## What to work on
Among the entries below, find the lines with "SWCL" and copy them.

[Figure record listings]
# # #

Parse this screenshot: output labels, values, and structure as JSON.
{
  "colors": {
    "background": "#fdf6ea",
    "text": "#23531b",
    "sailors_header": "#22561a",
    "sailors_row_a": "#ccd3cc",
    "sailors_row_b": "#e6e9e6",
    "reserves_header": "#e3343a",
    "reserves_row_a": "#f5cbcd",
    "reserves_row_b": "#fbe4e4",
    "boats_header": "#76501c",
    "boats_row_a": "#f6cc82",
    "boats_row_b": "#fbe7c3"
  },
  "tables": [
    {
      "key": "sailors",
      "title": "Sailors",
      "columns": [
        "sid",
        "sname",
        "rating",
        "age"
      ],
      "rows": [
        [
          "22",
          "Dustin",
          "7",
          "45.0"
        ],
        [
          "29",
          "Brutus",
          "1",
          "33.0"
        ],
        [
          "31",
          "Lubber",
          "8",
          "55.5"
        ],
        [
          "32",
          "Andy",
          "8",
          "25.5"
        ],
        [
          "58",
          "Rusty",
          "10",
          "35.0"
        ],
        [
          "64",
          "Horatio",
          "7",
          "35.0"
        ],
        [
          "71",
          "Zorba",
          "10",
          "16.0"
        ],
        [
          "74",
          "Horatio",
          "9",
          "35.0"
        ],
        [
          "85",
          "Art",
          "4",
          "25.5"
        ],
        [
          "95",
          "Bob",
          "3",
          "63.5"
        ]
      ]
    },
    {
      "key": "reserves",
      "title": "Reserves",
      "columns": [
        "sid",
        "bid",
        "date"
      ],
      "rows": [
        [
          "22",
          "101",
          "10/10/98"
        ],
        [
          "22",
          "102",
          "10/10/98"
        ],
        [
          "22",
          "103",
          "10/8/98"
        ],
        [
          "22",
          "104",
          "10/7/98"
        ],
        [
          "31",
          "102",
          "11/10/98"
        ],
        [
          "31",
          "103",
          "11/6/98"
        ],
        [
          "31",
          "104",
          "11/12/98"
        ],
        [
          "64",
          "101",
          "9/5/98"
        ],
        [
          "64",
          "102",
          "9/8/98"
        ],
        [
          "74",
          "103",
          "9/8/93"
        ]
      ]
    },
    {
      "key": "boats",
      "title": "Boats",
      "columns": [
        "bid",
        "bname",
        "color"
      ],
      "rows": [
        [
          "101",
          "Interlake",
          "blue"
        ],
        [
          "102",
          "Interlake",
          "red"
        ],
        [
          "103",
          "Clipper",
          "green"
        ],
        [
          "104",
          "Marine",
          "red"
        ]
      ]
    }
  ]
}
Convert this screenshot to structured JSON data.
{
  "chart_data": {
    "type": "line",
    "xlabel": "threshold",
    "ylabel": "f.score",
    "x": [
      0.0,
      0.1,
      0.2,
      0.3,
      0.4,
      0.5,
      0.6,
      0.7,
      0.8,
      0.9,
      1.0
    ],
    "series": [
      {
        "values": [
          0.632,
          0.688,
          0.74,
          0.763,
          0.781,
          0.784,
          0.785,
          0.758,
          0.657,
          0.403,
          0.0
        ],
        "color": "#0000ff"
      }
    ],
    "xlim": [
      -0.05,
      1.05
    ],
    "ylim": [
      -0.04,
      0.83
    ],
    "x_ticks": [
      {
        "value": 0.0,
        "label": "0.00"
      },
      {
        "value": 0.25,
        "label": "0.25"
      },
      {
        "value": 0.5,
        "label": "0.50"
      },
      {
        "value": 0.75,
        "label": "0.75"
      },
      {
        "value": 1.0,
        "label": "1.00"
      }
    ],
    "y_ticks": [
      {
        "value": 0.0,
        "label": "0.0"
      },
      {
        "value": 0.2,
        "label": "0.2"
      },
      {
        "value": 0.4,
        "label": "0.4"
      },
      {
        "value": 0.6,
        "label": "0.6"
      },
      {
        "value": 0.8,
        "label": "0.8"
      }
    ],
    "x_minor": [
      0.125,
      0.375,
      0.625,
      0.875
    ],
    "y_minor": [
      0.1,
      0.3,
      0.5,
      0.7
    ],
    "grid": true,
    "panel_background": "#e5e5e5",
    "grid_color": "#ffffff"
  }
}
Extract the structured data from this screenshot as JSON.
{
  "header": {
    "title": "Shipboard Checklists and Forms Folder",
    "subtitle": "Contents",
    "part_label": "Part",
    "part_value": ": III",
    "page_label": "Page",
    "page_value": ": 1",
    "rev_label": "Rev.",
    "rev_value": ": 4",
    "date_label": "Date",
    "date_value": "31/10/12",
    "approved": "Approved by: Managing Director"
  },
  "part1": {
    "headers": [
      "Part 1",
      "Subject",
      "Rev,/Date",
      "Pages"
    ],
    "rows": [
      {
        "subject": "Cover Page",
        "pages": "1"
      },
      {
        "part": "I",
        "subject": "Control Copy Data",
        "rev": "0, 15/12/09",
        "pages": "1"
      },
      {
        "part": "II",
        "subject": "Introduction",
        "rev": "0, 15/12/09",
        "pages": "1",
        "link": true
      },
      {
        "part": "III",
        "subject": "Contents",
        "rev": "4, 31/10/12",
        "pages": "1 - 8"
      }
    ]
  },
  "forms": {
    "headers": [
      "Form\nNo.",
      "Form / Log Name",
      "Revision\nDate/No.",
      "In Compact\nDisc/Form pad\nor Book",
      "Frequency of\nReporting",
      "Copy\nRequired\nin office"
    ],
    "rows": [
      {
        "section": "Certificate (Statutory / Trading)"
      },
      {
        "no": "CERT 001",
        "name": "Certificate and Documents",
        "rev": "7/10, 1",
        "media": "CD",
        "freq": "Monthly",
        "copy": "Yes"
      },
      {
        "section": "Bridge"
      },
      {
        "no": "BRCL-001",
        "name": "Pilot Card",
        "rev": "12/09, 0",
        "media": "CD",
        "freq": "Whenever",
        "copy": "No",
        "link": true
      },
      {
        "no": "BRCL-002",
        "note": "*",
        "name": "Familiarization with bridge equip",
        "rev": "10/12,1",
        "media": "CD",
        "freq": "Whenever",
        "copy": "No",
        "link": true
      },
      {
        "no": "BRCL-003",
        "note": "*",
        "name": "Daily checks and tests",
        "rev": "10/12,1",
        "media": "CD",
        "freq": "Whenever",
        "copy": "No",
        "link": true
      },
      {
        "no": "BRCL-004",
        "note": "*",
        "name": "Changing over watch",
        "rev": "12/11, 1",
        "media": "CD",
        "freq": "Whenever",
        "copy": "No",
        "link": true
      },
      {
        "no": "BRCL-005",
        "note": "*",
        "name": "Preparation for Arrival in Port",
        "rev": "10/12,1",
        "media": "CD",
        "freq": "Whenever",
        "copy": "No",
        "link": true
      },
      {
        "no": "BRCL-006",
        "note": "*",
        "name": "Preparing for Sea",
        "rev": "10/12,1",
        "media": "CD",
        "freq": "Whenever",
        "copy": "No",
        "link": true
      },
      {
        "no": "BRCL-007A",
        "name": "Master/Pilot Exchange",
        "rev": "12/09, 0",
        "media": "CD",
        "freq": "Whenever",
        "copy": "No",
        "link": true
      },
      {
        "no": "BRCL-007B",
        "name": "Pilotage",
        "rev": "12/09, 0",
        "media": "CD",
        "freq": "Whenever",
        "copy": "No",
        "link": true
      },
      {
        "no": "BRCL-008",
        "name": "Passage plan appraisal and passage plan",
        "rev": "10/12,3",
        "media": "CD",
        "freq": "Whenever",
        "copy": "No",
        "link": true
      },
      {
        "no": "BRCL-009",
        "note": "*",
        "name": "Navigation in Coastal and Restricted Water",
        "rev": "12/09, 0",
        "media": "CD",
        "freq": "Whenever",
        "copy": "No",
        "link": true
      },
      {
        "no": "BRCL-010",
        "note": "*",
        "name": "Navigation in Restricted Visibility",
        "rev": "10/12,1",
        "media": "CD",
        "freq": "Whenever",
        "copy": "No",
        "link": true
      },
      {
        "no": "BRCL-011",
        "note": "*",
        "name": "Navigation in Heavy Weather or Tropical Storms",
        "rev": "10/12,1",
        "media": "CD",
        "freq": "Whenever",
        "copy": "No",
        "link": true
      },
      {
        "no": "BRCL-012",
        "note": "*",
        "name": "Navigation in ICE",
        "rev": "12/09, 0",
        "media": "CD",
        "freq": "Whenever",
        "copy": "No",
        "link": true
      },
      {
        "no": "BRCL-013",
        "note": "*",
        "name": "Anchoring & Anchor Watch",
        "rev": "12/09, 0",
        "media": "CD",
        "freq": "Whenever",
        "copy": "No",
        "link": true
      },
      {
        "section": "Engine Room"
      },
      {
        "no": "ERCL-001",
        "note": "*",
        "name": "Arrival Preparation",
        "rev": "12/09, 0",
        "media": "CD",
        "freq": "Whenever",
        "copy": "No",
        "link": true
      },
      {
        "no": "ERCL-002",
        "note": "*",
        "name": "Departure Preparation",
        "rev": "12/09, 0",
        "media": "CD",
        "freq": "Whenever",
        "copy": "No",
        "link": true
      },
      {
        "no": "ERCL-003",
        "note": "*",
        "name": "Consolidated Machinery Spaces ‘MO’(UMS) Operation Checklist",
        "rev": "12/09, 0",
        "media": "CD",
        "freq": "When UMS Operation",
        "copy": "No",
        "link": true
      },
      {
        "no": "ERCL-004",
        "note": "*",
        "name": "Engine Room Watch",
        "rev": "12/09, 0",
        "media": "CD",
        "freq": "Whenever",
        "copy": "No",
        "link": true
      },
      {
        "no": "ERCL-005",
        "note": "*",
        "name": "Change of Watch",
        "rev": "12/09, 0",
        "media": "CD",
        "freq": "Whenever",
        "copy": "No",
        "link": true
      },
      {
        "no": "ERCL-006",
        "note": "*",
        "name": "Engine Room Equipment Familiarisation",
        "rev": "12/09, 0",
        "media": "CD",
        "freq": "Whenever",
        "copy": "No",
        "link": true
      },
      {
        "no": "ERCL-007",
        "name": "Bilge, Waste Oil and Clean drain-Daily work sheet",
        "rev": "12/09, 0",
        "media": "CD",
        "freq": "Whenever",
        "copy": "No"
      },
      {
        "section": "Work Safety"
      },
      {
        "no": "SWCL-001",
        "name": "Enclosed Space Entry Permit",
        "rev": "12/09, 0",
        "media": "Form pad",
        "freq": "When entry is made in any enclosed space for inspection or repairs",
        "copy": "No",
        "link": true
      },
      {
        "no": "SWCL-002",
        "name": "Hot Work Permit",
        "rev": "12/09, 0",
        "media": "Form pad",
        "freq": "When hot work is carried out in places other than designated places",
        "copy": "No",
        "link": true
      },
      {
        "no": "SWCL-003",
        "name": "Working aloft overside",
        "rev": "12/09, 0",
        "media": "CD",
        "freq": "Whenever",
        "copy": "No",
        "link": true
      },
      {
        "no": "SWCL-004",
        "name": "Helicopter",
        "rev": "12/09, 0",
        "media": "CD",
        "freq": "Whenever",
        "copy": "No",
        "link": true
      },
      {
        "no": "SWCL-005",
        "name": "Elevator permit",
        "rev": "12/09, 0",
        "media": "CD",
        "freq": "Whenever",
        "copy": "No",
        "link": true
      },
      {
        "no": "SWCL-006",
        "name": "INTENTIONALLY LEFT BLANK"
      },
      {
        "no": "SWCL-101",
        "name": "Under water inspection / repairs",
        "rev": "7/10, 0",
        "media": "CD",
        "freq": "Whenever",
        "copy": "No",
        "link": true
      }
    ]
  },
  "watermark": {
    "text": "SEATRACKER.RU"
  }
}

# # #

## Output of the task
        "no": "SWCL-001",
        "no": "SWCL-002",
        "no": "SWCL-003",
        "no": "SWCL-004",
        "no": "SWCL-005",
        "no": "SWCL-006",
        "no": "SWCL-101",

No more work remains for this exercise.